### Stored data
══════════

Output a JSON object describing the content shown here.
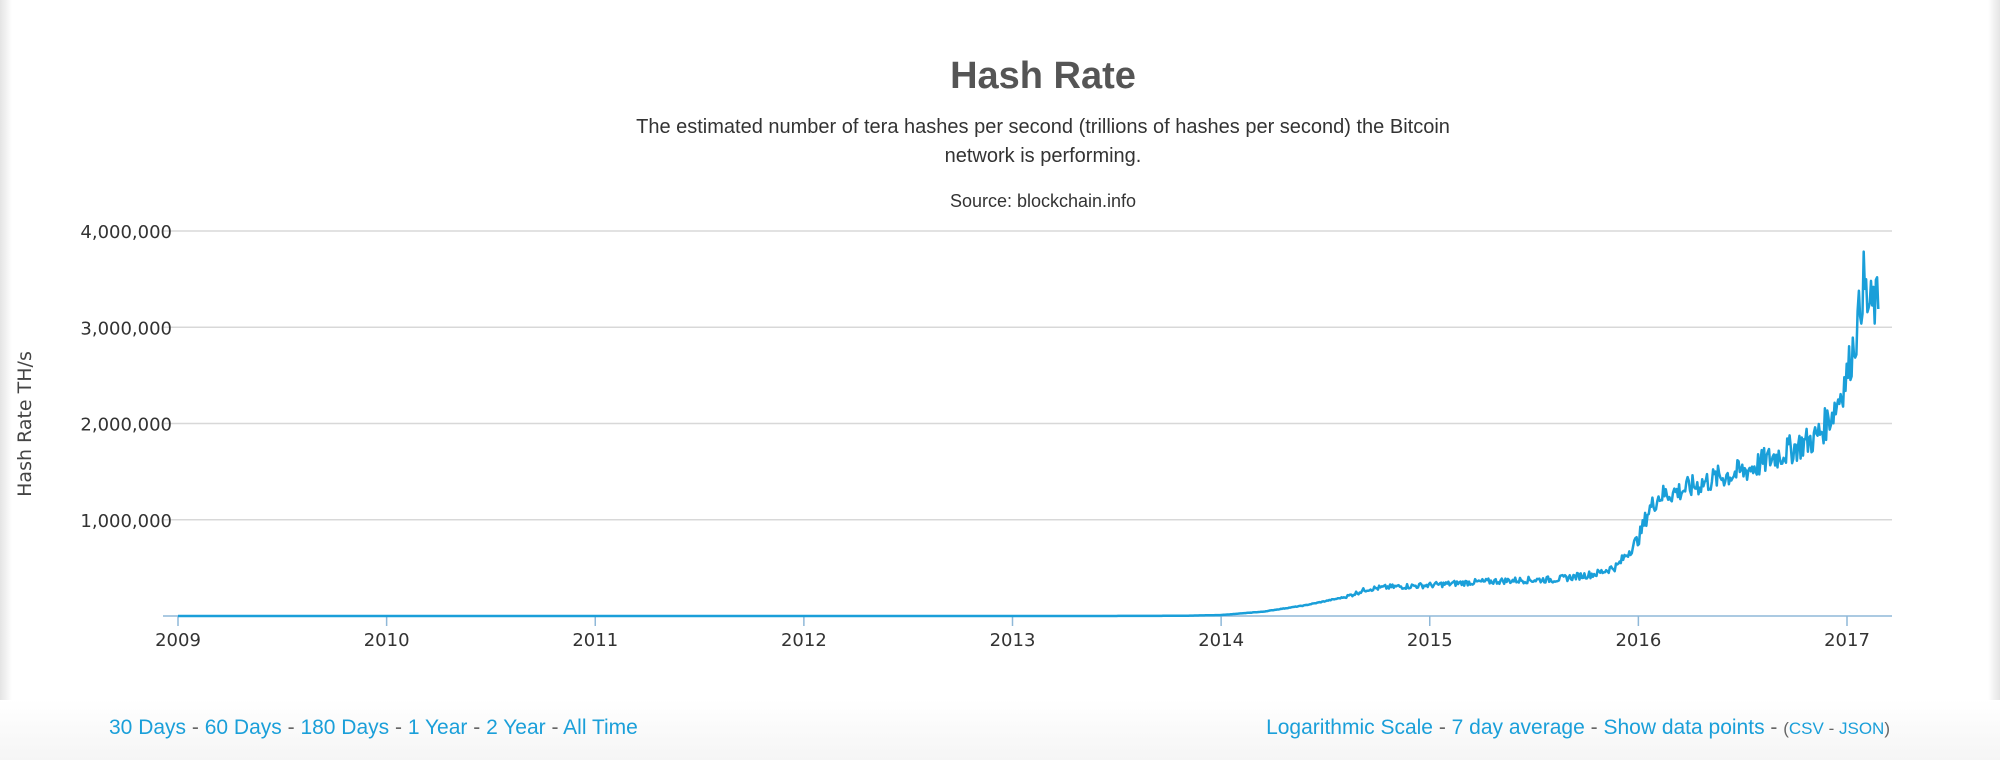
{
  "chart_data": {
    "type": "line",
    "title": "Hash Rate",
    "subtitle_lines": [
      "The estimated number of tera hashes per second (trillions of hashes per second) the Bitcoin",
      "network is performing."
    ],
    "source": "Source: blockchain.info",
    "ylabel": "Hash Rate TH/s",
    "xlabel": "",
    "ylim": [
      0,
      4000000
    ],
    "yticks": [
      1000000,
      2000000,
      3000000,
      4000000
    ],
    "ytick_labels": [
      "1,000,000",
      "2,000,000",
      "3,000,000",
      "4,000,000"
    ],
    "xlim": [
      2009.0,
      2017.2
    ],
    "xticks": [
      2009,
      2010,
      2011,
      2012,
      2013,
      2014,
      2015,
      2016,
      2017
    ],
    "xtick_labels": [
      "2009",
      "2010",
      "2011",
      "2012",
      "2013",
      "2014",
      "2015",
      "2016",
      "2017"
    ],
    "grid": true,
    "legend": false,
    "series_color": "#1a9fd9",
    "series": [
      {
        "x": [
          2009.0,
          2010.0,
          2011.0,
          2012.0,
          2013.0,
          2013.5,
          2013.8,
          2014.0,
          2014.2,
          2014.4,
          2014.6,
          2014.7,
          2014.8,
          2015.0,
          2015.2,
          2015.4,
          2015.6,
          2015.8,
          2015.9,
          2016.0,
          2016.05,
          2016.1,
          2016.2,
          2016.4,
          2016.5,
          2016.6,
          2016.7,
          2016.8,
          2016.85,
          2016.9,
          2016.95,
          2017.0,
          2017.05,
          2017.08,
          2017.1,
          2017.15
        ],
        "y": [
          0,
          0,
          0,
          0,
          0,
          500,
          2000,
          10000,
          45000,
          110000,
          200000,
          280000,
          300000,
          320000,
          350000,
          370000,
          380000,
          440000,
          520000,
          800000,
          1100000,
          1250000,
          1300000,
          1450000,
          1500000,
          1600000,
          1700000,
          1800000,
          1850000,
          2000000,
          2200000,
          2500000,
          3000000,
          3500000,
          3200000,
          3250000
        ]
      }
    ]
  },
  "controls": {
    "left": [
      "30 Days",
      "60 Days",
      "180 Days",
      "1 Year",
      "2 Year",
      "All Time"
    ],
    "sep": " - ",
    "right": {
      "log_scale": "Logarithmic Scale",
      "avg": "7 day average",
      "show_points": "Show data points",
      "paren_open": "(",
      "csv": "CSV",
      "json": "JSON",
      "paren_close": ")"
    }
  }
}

══════════

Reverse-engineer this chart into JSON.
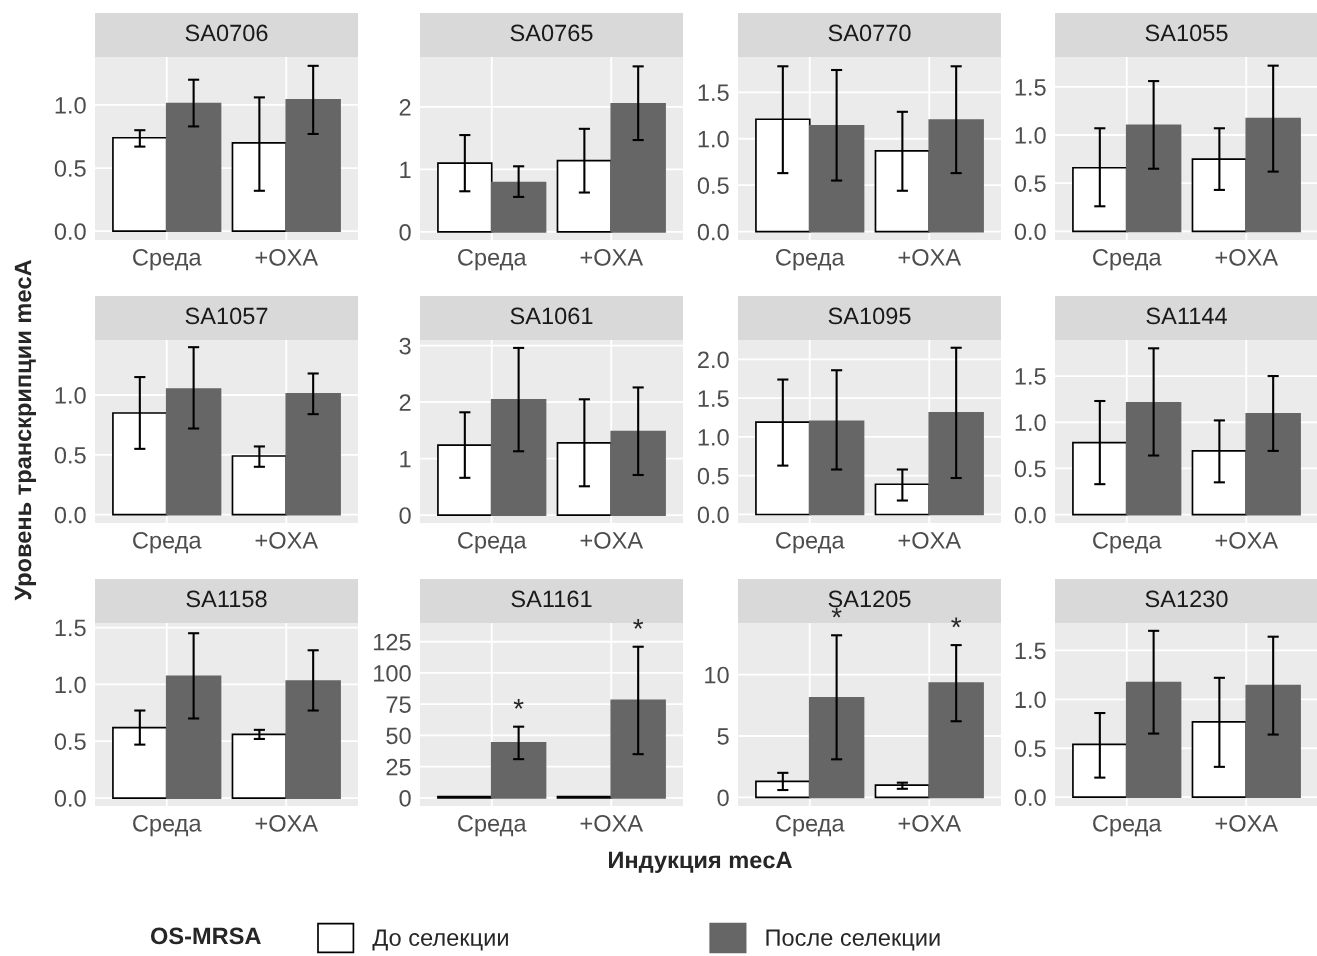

══════════

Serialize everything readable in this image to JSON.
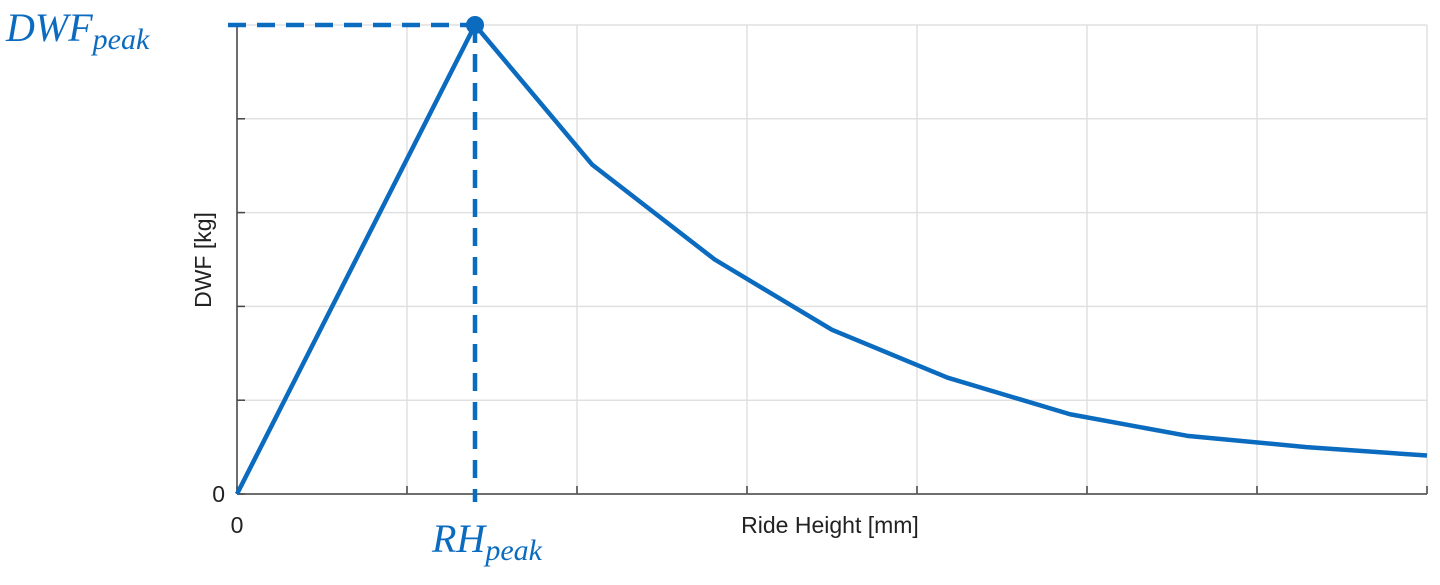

══════════

### Requirements
Filter the records down to the lines that contain the string "this", and copy those lines.

### Reply
Reverse-engineer this chart into JSON.
Serialize everything readable in this image to JSON.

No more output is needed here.